====== Information given

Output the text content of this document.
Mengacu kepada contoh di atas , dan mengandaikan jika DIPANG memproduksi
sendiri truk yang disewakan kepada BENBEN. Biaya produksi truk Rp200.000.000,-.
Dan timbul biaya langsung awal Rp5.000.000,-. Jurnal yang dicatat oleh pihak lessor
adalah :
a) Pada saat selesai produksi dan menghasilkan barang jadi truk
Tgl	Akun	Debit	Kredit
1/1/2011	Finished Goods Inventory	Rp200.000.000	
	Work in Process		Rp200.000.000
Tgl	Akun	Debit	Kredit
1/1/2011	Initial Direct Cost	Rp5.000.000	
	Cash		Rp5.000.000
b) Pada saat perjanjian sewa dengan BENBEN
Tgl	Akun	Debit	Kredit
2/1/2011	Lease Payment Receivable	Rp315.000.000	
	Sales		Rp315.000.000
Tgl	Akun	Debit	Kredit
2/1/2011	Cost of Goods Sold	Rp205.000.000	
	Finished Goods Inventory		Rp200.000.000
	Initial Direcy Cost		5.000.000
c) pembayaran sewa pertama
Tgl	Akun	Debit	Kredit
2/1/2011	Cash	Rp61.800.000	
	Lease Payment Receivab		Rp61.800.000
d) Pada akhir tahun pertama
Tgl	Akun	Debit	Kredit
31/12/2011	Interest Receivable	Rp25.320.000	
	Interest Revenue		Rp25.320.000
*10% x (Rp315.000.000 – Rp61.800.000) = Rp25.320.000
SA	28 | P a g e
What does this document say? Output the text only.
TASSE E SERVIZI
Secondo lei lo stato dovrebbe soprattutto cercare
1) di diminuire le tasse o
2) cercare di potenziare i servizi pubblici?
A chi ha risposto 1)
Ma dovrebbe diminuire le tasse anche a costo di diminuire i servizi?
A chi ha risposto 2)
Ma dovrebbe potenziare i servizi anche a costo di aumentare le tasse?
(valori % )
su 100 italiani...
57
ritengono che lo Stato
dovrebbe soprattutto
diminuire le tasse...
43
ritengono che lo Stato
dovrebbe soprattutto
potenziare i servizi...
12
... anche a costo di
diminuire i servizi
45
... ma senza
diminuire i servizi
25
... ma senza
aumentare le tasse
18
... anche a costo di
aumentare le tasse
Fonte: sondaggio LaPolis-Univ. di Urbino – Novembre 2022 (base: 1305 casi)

============

Each entry is to be returned in full, character for character.

Output the text content of this document.
Mengacu kepada contoh di atas , dan mengandaikan jika DIPANG memproduksi
sendiri truk yang disewakan kepada BENBEN. Biaya produksi truk Rp200.000.000,-.
Dan timbul biaya langsung awal Rp5.000.000,-. Jurnal yang dicatat oleh pihak lessor
adalah :
a) Pada saat selesai produksi dan menghasilkan barang jadi truk
Tgl	Akun	Debit	Kredit
1/1/2011	Finished Goods Inventory	Rp200.000.000	
	Work in Process		Rp200.000.000
Tgl	Akun	Debit	Kredit
1/1/2011	Initial Direct Cost	Rp5.000.000	
	Cash		Rp5.000.000
b) Pada saat perjanjian sewa dengan BENBEN
Tgl	Akun	Debit	Kredit
2/1/2011	Lease Payment Receivable	Rp315.000.000	
	Sales		Rp315.000.000
Tgl	Akun	Debit	Kredit
2/1/2011	Cost of Goods Sold	Rp205.000.000	
	Finished Goods Inventory		Rp200.000.000
	Initial Direcy Cost		5.000.000
c) pembayaran sewa pertama
Tgl	Akun	Debit	Kredit
2/1/2011	Cash	Rp61.800.000	
	Lease Payment Receivab		Rp61.800.000
d) Pada akhir tahun pertama
Tgl	Akun	Debit	Kredit
31/12/2011	Interest Receivable	Rp25.320.000	
	Interest Revenue		Rp25.320.000
*10% x (Rp315.000.000 – Rp61.800.000) = Rp25.320.000
SA	28 | P a g e
What does this document say? Output the text only.
TASSE E SERVIZI
Secondo lei lo stato dovrebbe soprattutto cercare
1) di diminuire le tasse o
2) cercare di potenziare i servizi pubblici?
A chi ha risposto 1)
Ma dovrebbe diminuire le tasse anche a costo di diminuire i servizi?
A chi ha risposto 2)
Ma dovrebbe potenziare i servizi anche a costo di aumentare le tasse?
(valori % )
su 100 italiani...
57
ritengono che lo Stato
dovrebbe soprattutto
diminuire le tasse...
43
ritengono che lo Stato
dovrebbe soprattutto
potenziare i servizi...
12
... anche a costo di
diminuire i servizi
45
... ma senza
diminuire i servizi
25
... ma senza
aumentare le tasse
18
... anche a costo di
aumentare le tasse
Fonte: sondaggio LaPolis-Univ. di Urbino – Novembre 2022 (base: 1305 casi)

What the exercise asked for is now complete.